[WRITTEN EXERCISE]:
Provide an exact transcription of all the records.
▶
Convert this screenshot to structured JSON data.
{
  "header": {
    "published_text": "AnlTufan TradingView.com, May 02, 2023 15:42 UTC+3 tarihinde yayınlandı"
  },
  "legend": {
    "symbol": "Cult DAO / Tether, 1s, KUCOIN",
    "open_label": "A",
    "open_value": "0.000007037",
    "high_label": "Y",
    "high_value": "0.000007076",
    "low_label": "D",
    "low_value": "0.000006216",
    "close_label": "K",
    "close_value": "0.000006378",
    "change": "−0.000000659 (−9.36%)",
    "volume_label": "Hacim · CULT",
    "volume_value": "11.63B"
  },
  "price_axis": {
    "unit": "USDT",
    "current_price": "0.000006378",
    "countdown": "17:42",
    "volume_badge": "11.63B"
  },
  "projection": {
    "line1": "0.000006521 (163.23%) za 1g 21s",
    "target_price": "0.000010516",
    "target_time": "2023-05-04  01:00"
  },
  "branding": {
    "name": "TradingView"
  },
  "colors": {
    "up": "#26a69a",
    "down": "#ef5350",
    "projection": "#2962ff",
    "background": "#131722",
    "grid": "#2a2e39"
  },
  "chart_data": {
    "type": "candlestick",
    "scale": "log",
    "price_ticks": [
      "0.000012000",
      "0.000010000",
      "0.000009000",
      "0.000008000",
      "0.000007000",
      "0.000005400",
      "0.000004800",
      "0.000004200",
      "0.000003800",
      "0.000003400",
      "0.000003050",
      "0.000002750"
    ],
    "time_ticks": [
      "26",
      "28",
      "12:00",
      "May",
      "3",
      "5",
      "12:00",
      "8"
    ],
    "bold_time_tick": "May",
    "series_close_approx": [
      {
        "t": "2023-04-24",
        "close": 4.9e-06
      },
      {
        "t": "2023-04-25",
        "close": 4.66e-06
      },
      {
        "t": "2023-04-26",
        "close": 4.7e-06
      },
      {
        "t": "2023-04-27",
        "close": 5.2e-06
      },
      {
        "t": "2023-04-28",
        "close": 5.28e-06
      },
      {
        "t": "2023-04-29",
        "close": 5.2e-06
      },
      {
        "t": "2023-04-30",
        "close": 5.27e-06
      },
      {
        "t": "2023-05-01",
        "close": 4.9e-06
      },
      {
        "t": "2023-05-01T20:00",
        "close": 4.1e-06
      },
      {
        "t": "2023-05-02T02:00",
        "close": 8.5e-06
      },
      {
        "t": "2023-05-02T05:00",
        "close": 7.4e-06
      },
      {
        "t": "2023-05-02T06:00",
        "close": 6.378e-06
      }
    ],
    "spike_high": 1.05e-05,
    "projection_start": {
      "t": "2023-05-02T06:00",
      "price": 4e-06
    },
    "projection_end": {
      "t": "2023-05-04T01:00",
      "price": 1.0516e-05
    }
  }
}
◀
[REPLY]:
Convert this screenshot to structured JSON data.
{
  "header": {
    "published_text": "AnlTufan TradingView.com, May 02, 2023 15:42 UTC+3 tarihinde yayınlandı"
  },
  "legend": {
    "symbol": "Cult DAO / Tether, 1s, KUCOIN",
    "open_label": "A",
    "open_value": "0.000007037",
    "high_label": "Y",
    "high_value": "0.000007076",
    "low_label": "D",
    "low_value": "0.000006216",
    "close_label": "K",
    "close_value": "0.000006378",
    "change": "−0.000000659 (−9.36%)",
    "volume_label": "Hacim · CULT",
    "volume_value": "11.63B"
  },
  "price_axis": {
    "unit": "USDT",
    "current_price": "0.000006378",
    "countdown": "17:42",
    "volume_badge": "11.63B"
  },
  "projection": {
    "line1": "0.000006521 (163.23%) za 1g 21s",
    "target_price": "0.000010516",
    "target_time": "2023-05-04  01:00"
  },
  "branding": {
    "name": "TradingView"
  },
  "colors": {
    "up": "#26a69a",
    "down": "#ef5350",
    "projection": "#2962ff",
    "background": "#131722",
    "grid": "#2a2e39"
  },
  "chart_data": {
    "type": "candlestick",
    "scale": "log",
    "price_ticks": [
      "0.000012000",
      "0.000010000",
      "0.000009000",
      "0.000008000",
      "0.000007000",
      "0.000005400",
      "0.000004800",
      "0.000004200",
      "0.000003800",
      "0.000003400",
      "0.000003050",
      "0.000002750"
    ],
    "time_ticks": [
      "26",
      "28",
      "12:00",
      "May",
      "3",
      "5",
      "12:00",
      "8"
    ],
    "bold_time_tick": "May",
    "series_close_approx": [
      {
        "t": "2023-04-24",
        "close": 4.9e-06
      },
      {
        "t": "2023-04-25",
        "close": 4.66e-06
      },
      {
        "t": "2023-04-26",
        "close": 4.7e-06
      },
      {
        "t": "2023-04-27",
        "close": 5.2e-06
      },
      {
        "t": "2023-04-28",
        "close": 5.28e-06
      },
      {
        "t": "2023-04-29",
        "close": 5.2e-06
      },
      {
        "t": "2023-04-30",
        "close": 5.27e-06
      },
      {
        "t": "2023-05-01",
        "close": 4.9e-06
      },
      {
        "t": "2023-05-01T20:00",
        "close": 4.1e-06
      },
      {
        "t": "2023-05-02T02:00",
        "close": 8.5e-06
      },
      {
        "t": "2023-05-02T05:00",
        "close": 7.4e-06
      },
      {
        "t": "2023-05-02T06:00",
        "close": 6.378e-06
      }
    ],
    "spike_high": 1.05e-05,
    "projection_start": {
      "t": "2023-05-02T06:00",
      "price": 4e-06
    },
    "projection_end": {
      "t": "2023-05-04T01:00",
      "price": 1.0516e-05
    }
  }
}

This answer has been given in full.